_Objective_
Pick out every line that holds the string "указывается" and copy it.
──────────────────────────────
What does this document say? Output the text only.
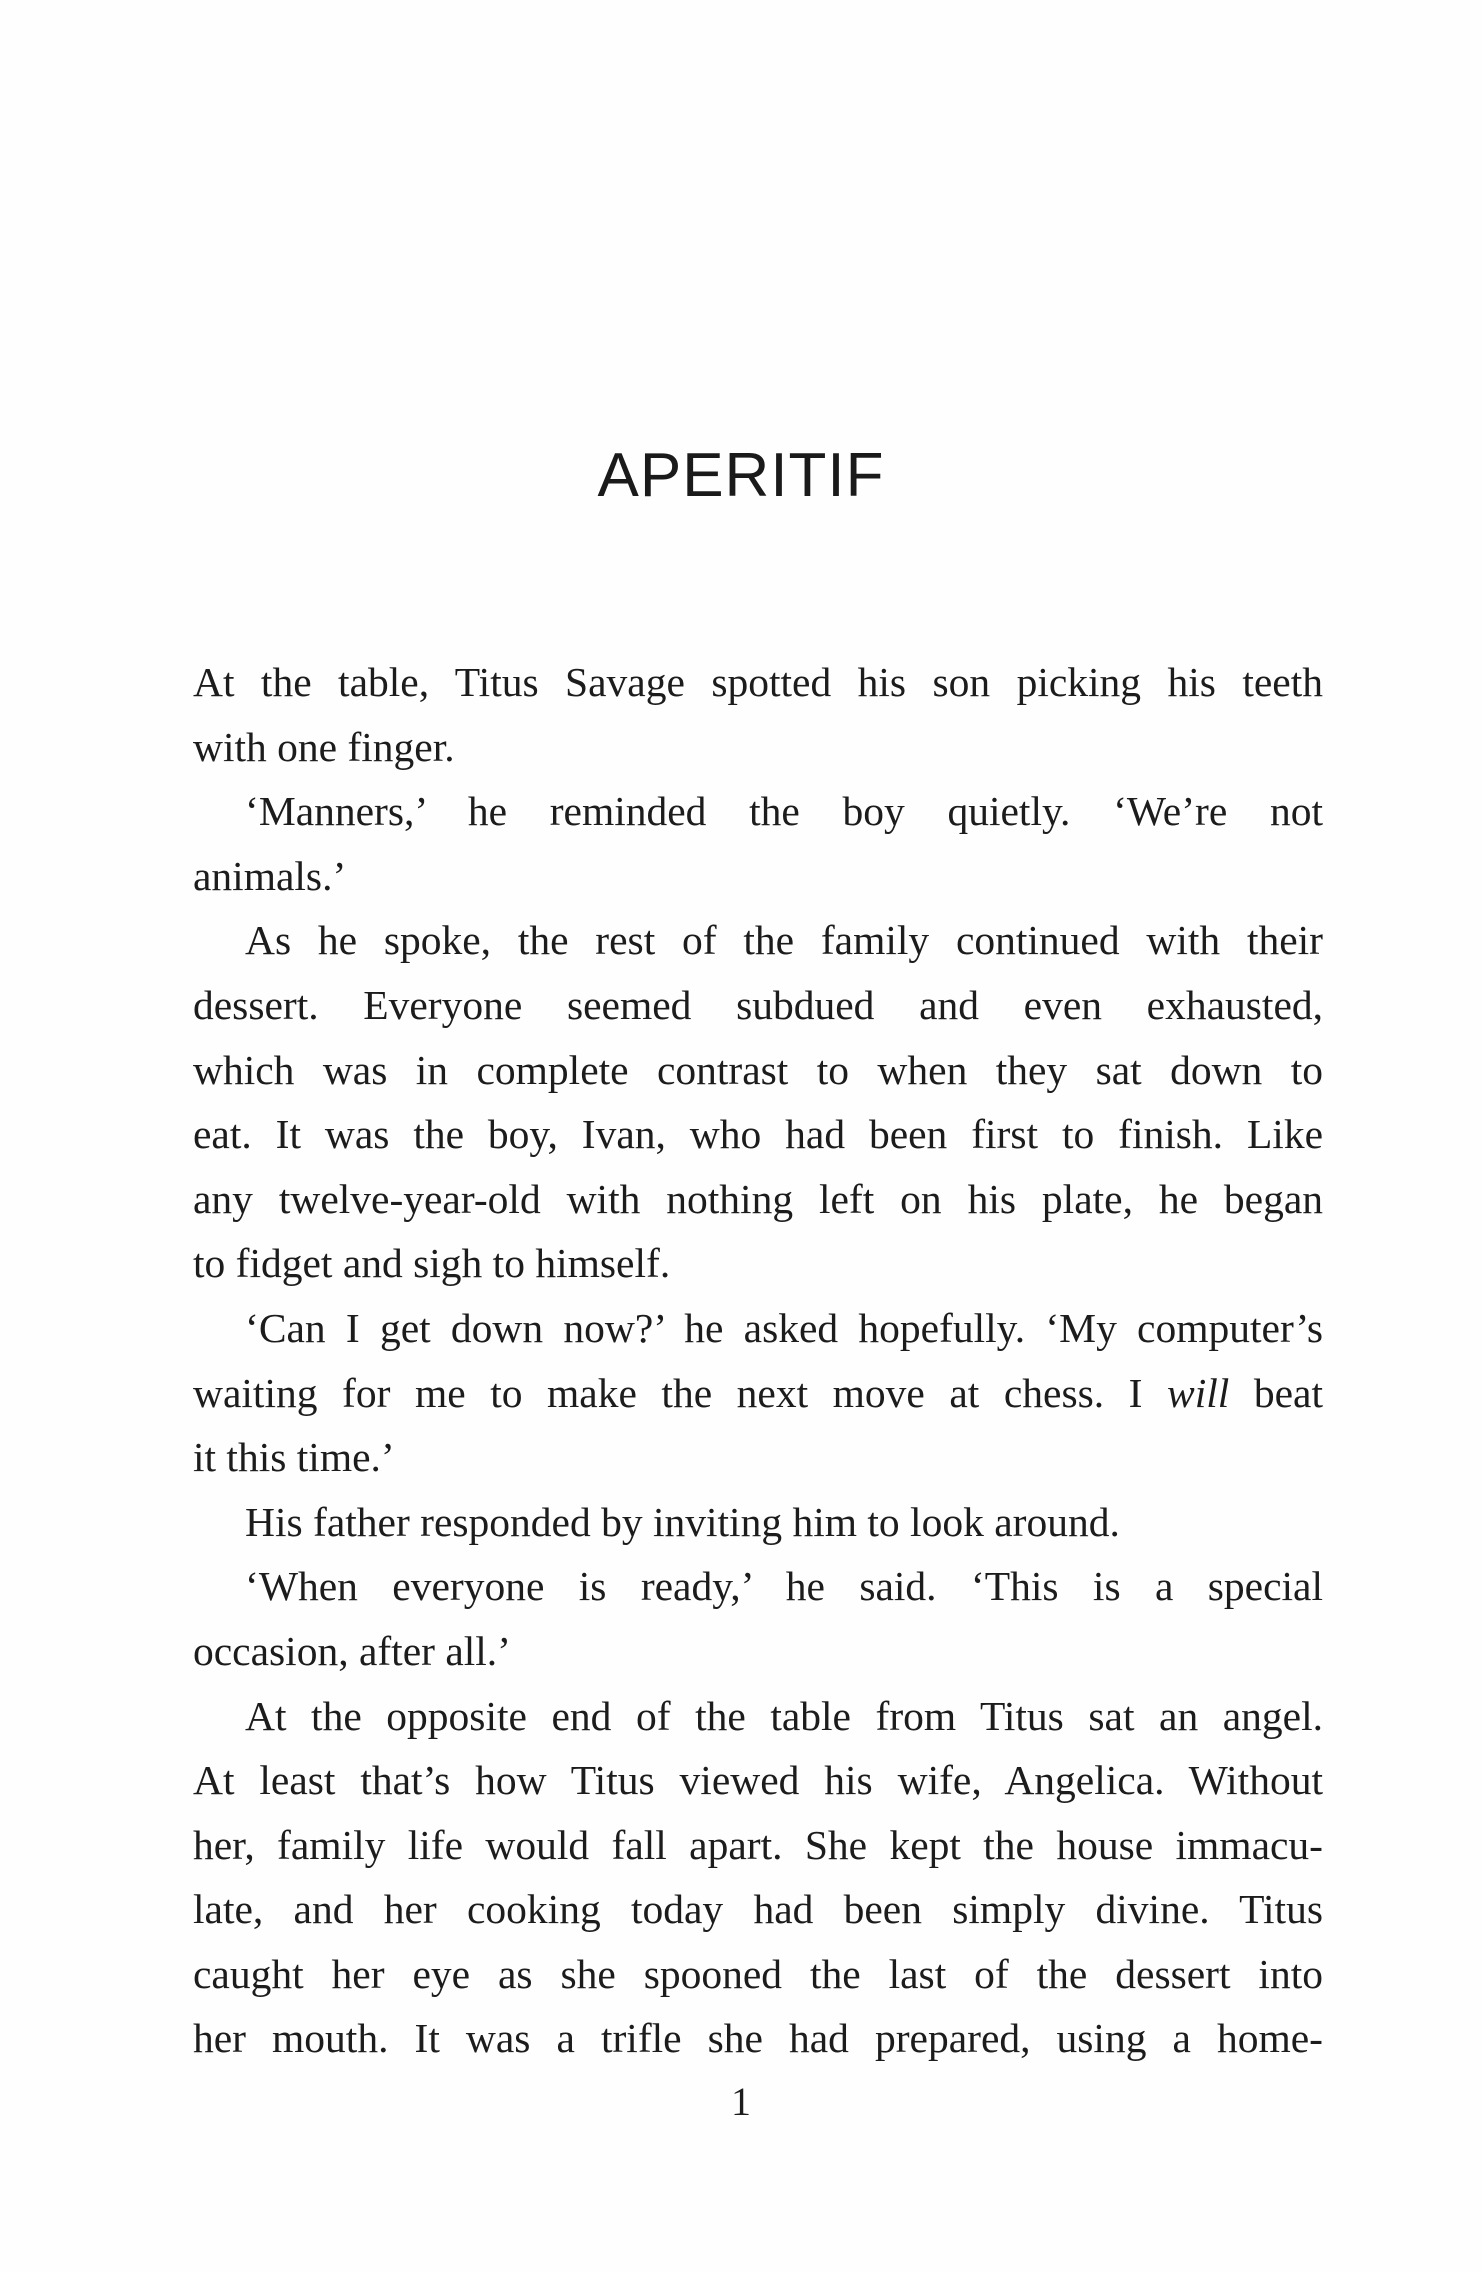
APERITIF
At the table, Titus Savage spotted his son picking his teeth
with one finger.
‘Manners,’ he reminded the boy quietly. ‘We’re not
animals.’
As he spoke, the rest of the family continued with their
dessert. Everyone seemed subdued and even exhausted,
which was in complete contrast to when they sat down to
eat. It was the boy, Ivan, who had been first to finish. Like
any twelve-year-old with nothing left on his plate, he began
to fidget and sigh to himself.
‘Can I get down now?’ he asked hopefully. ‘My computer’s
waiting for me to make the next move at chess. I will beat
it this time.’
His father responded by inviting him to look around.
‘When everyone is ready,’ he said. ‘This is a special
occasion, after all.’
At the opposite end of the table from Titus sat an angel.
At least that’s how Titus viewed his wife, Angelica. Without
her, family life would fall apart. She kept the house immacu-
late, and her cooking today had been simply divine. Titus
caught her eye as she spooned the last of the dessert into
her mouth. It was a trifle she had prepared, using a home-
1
──────────────────────────────
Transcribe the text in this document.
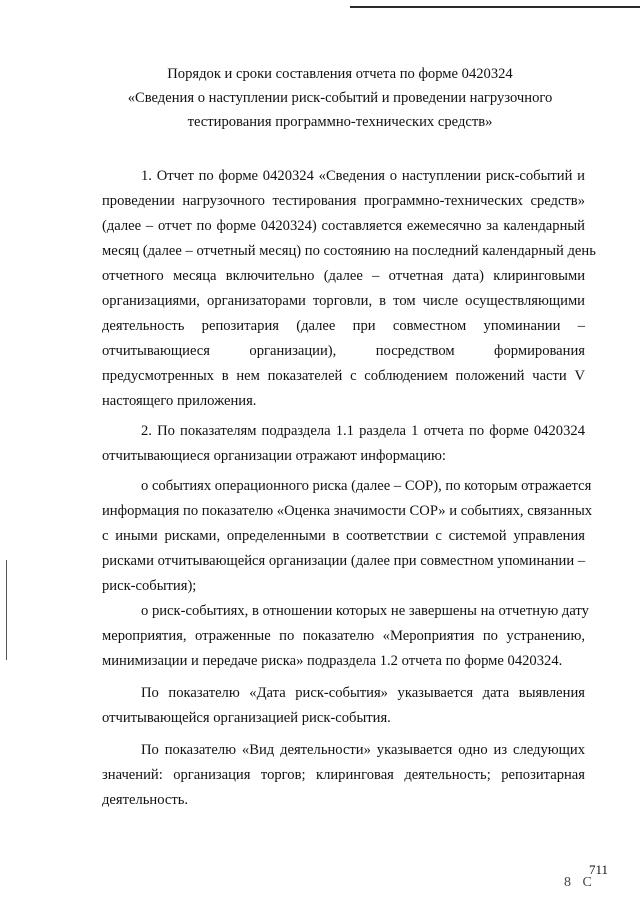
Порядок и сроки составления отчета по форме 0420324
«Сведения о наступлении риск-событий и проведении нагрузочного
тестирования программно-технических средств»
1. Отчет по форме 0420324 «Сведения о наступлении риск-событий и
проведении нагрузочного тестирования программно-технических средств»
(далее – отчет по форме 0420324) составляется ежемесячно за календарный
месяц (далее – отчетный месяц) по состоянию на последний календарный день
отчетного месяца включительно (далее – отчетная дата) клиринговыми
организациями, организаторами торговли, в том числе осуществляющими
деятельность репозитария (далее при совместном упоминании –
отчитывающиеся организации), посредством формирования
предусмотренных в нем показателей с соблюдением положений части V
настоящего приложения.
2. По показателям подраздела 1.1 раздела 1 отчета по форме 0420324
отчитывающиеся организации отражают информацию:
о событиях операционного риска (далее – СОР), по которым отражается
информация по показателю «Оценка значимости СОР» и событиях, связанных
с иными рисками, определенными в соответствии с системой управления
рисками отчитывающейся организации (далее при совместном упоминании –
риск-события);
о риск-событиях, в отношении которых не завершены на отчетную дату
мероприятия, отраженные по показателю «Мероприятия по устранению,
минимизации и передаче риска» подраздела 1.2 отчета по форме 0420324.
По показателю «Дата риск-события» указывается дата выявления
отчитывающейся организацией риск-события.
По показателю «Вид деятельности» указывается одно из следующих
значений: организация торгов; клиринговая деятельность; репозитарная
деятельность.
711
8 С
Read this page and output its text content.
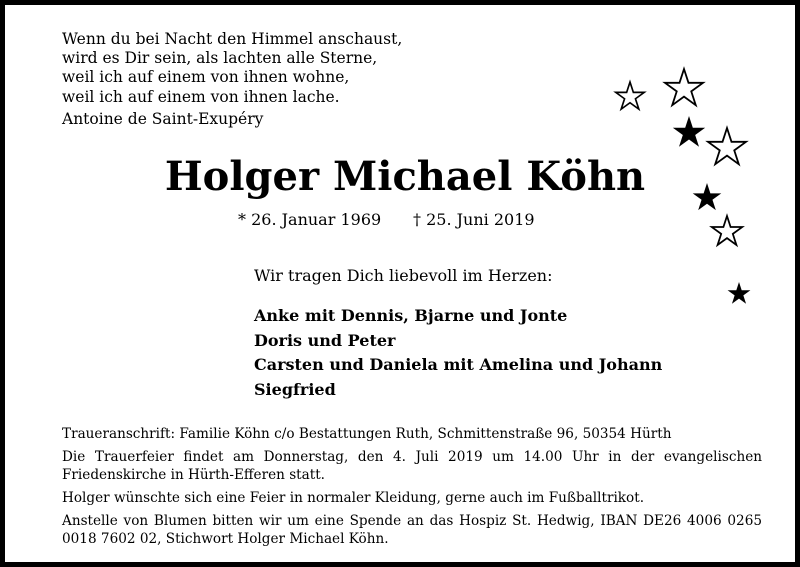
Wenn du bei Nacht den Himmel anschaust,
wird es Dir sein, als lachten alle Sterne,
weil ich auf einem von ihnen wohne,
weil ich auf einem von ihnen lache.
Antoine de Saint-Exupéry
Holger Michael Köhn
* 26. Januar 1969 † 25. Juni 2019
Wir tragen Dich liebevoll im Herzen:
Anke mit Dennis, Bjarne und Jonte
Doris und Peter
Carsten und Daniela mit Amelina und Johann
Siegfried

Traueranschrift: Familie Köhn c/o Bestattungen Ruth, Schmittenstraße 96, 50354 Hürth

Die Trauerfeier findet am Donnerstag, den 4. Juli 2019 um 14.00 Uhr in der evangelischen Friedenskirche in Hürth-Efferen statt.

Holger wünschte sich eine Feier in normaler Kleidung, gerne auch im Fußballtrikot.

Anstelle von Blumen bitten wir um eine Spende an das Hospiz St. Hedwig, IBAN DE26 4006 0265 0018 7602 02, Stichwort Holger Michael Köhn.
──────────────────────────────
_Exercise answer_
По показателю «Дата риск-события» указывается дата выявления
По показателю «Вид деятельности» указывается одно из следующих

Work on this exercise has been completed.